■ Text provided ■

+ + + + + + +

She’s a literary invention famously worn by a noble dog.
Thanks to Fran for suggesting Perdita as our Baby Name of the Day.
Perdita’s meaning is obvious to anyone with a tiny bit of romance language know-how. There’s pain perdu for breakfast, possibly with Ella Fitzgerald and Duke Ellington performing jazz standard “Perdido” in the background. In Latin, perditus means lost. While the English word lost derives from an unrelated Germanic root, many other European languages use a form of perditus.
Shakespeare gets credit for inventing the name in The Winter’s Tale. When the play begins, Perdita is a blameless infant, born to the imprisoned Queen Hermione. Dad is the King of Sicilia, and he’s convinced the missus strayed.
The king is dead wrong, but he won’t see reason. Instead, he orders his newborn daughter abandoned. In a literary twist, the babe is discovered and raised by shepherds in a foreign land. Despite her seemingly humble origins, Perdita grows up to be a looker, and catches the eye of a prince. Prince Florizel flees with Perdita rather than give her up for a better-born bride. After many twists and turns, Perdita learns her true identity, and the couple lives happily ever after.
The most famous Perdita was born just plain Mary Darby, in late eighteenth century England. Mary took to the stage and won fame for playing the role of Perdita. Not unlike her character, Darby caught the eye of a ruler. The actress would become the mistress of the future King George IV.
Not only did she achieve fame in the theater, she became a trend-setting fashionista, and a well-established writer. Long after her love affair with the monarch ended, she penned poems, novels, plays, and essays, too, many with messages of empowerment for women.
This makes Perdita an obscure literary gem with a feminist twist, even if her meaning is unfortunate.
But then there’s the Perdita who might come to mind, and while she’s equally literary, she’s of the four-legged variety.
Dodie Smith penned The Hundred and One Dalmations in 1956. She created many of the enduring characters, including the villainous Cruella de Vil and dalmation daddy Pongo. Walt Disney adapted the book in 1961. Pongo and Perdita’s fifteen pups are dog-napped by Cruella, and after a daring rescue of all of Cruella’s canine captives, it is decided that Pongo, Perdita, their fifteen little ones, plus the additional 84 puppies rescued from the clutches of Cruella will all take a country house together.
The 1996 live action adaptation and 2000 sequel might have made Perdita more familiar, but the pup answers to Perdy. It is often spelled Purdy, as if the dog is named for the Southern slang version of pretty.

+ + + + + + +

■ Collected data ■
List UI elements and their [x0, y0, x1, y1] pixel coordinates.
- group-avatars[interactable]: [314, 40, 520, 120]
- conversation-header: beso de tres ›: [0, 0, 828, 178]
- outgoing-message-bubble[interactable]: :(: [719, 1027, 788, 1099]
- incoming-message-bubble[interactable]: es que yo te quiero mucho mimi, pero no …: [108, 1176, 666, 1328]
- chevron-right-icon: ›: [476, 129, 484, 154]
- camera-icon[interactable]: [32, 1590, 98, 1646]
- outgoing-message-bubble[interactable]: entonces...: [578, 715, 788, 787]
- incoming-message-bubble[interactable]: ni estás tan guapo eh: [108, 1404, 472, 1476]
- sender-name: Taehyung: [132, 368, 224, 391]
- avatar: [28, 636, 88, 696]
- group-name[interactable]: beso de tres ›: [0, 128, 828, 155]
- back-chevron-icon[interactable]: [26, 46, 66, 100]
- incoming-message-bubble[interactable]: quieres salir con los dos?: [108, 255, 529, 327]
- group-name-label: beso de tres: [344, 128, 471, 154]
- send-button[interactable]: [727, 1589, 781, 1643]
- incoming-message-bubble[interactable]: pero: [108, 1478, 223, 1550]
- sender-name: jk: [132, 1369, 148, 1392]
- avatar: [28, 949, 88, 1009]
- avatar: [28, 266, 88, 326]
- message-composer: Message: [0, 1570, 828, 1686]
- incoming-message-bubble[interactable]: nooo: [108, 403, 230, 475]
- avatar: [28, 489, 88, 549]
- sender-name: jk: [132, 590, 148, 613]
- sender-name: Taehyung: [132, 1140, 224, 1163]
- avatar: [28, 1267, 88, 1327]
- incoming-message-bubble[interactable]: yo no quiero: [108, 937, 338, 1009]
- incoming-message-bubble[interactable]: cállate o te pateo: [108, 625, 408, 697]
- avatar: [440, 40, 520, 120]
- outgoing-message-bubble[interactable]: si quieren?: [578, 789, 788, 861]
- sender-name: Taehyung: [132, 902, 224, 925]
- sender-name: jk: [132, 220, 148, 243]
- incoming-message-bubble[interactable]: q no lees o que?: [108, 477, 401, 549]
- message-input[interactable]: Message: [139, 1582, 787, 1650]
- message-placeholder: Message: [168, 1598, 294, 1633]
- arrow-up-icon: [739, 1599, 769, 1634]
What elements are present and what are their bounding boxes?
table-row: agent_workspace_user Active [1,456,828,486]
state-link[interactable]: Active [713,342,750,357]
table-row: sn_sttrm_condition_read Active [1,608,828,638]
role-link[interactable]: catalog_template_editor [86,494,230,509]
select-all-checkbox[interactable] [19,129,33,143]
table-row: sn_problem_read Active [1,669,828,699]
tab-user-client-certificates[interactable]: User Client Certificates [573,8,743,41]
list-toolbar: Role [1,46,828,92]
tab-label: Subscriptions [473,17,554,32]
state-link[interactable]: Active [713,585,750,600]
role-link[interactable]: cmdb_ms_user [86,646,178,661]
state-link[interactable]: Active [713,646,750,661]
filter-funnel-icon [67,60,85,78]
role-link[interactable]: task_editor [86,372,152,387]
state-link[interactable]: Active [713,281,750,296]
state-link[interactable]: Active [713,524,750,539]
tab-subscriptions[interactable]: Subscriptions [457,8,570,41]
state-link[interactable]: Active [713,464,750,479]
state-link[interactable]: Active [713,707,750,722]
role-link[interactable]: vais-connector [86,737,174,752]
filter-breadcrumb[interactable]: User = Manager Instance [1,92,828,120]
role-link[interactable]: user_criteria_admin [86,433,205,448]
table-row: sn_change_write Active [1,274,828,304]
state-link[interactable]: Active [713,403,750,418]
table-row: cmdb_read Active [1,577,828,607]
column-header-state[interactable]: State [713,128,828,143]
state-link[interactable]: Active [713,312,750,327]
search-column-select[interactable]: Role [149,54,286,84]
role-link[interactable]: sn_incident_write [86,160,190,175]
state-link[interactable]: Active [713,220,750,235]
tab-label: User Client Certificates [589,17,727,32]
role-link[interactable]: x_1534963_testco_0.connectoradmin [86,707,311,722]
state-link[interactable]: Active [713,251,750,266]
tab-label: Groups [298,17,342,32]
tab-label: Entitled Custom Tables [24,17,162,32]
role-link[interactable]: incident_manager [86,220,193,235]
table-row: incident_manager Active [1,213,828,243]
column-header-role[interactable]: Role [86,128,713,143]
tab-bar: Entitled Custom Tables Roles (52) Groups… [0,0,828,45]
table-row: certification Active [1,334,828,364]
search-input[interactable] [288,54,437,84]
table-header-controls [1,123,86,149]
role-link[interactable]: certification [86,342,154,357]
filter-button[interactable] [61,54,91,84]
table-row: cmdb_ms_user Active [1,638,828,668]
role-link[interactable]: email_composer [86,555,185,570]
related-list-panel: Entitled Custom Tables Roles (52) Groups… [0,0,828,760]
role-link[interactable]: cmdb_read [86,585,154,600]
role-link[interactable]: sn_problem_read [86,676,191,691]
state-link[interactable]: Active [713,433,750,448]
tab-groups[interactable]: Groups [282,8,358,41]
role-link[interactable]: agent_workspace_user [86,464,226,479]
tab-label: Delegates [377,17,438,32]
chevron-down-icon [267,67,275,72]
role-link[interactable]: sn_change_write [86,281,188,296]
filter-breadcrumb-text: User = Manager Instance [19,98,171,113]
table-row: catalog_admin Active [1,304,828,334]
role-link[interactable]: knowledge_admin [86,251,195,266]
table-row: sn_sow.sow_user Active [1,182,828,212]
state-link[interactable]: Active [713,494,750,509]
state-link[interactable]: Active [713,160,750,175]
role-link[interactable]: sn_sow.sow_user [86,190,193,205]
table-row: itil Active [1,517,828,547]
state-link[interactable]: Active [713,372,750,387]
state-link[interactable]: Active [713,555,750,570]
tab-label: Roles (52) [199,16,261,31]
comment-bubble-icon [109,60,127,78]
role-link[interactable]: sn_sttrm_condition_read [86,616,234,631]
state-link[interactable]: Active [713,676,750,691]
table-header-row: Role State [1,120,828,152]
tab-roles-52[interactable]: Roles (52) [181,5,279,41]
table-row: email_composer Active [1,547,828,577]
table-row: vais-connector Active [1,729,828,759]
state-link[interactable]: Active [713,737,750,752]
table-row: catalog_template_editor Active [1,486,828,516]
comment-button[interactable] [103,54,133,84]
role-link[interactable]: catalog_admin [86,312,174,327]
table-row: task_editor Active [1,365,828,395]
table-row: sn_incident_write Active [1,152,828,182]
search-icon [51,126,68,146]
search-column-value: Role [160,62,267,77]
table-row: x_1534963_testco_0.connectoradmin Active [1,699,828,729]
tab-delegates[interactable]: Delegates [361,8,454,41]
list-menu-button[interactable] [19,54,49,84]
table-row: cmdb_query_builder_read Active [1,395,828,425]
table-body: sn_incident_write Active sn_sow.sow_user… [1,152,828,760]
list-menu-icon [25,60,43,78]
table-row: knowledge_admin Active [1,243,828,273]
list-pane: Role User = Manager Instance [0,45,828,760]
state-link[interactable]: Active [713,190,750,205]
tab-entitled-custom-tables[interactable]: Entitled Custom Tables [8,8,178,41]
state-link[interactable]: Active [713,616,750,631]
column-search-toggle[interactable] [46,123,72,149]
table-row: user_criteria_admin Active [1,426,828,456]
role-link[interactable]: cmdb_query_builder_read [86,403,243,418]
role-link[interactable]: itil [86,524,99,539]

+ + + + + + +

■ What to do ■
From the article on the name Perdita, write out word for word the passage that opens with "The most famous" and closes with "meaning is unfortunate.".

■ Reply ■
The most famous Perdita was born just plain Mary Darby, in late eighteenth century England. Mary took to the stage and won fame for playing the role of Perdita. Not unlike her character, Darby caught the eye of a ruler. The actress would become the mistress of the future King George IV.
Not only did she achieve fame in the theater, she became a trend-setting fashionista, and a well-established writer. Long after her love affair with the monarch ended, she penned poems, novels, plays, and essays, too, many with messages of empowerment for women.
This makes Perdita an obscure literary gem with a feminist twist, even if her meaning is unfortunate.